Stored dataset items
○ ○ ○ ○
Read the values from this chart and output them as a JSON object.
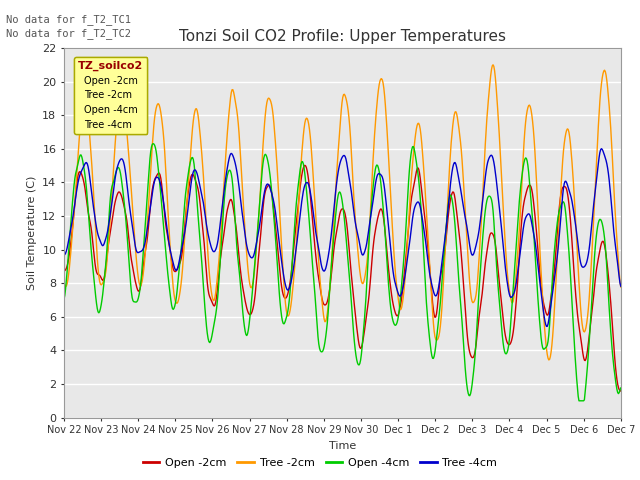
{
  "title": "Tonzi Soil CO2 Profile: Upper Temperatures",
  "xlabel": "Time",
  "ylabel": "Soil Temperature (C)",
  "ylim": [
    0,
    22
  ],
  "yticks": [
    0,
    2,
    4,
    6,
    8,
    10,
    12,
    14,
    16,
    18,
    20,
    22
  ],
  "annotations": [
    "No data for f_T2_TC1",
    "No data for f_T2_TC2"
  ],
  "legend_box_label": "TZ_soilco2",
  "legend_entries": [
    "Open -2cm",
    "Tree -2cm",
    "Open -4cm",
    "Tree -4cm"
  ],
  "line_colors": [
    "#cc0000",
    "#ff9900",
    "#00cc00",
    "#0000cc"
  ],
  "background_color": "#ffffff",
  "plot_bg_color": "#e8e8e8",
  "grid_color": "#ffffff",
  "figsize": [
    6.4,
    4.8
  ],
  "dpi": 100
}
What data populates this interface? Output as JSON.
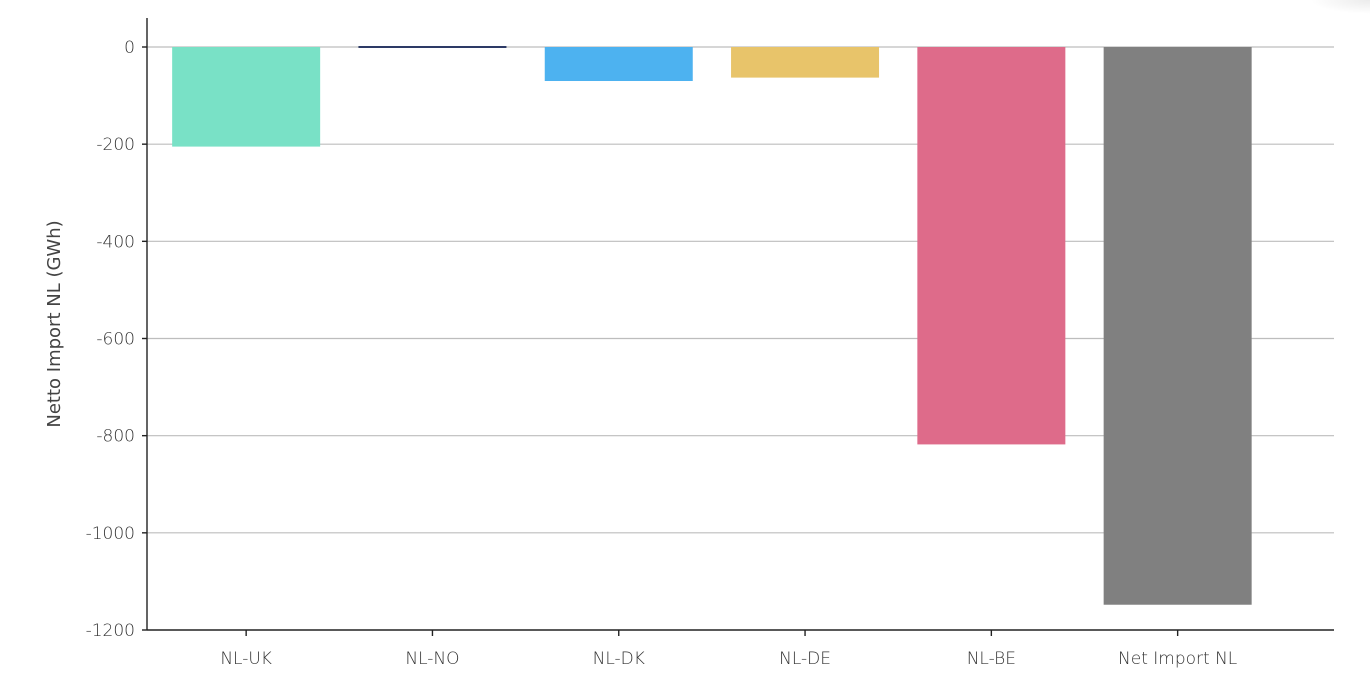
{
  "chart_data": {
    "type": "bar",
    "categories": [
      "NL-UK",
      "NL-NO",
      "NL-DK",
      "NL-DE",
      "NL-BE",
      "Net Import NL"
    ],
    "values": [
      -205,
      3,
      -70,
      -63,
      -818,
      -1148
    ],
    "colors": [
      "#79e1c6",
      "#2d3a66",
      "#4db2f0",
      "#e8c46a",
      "#de6b8a",
      "#808080"
    ],
    "ylabel": "Netto Import NL (GWh)",
    "xlabel": "",
    "title": "",
    "ylim": [
      -1200,
      0
    ],
    "yticks": [
      0,
      -200,
      -400,
      -600,
      -800,
      -1000,
      -1200
    ],
    "ytick_labels": [
      "0",
      "-200",
      "-400",
      "-600",
      "-800",
      "-1000",
      "-1200"
    ],
    "grid": "horizontal",
    "legend": "none"
  }
}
○ ○ ○ ○
:: Exercise goal ::
Please reproduce nothing but the lines from the one containing "What data populates" through the closing line of the listing, retyped word for word, pictures excluded.

:: Task result ::
What data populates this interface? Output as JSON.
{
  "chart_data": {
    "type": "bar",
    "categories": [
      "NL-UK",
      "NL-NO",
      "NL-DK",
      "NL-DE",
      "NL-BE",
      "Net Import NL"
    ],
    "values": [
      -205,
      3,
      -70,
      -63,
      -818,
      -1148
    ],
    "colors": [
      "#79e1c6",
      "#2d3a66",
      "#4db2f0",
      "#e8c46a",
      "#de6b8a",
      "#808080"
    ],
    "ylabel": "Netto Import NL (GWh)",
    "xlabel": "",
    "title": "",
    "ylim": [
      -1200,
      0
    ],
    "yticks": [
      0,
      -200,
      -400,
      -600,
      -800,
      -1000,
      -1200
    ],
    "ytick_labels": [
      "0",
      "-200",
      "-400",
      "-600",
      "-800",
      "-1000",
      "-1200"
    ],
    "grid": "horizontal",
    "legend": "none"
  }
}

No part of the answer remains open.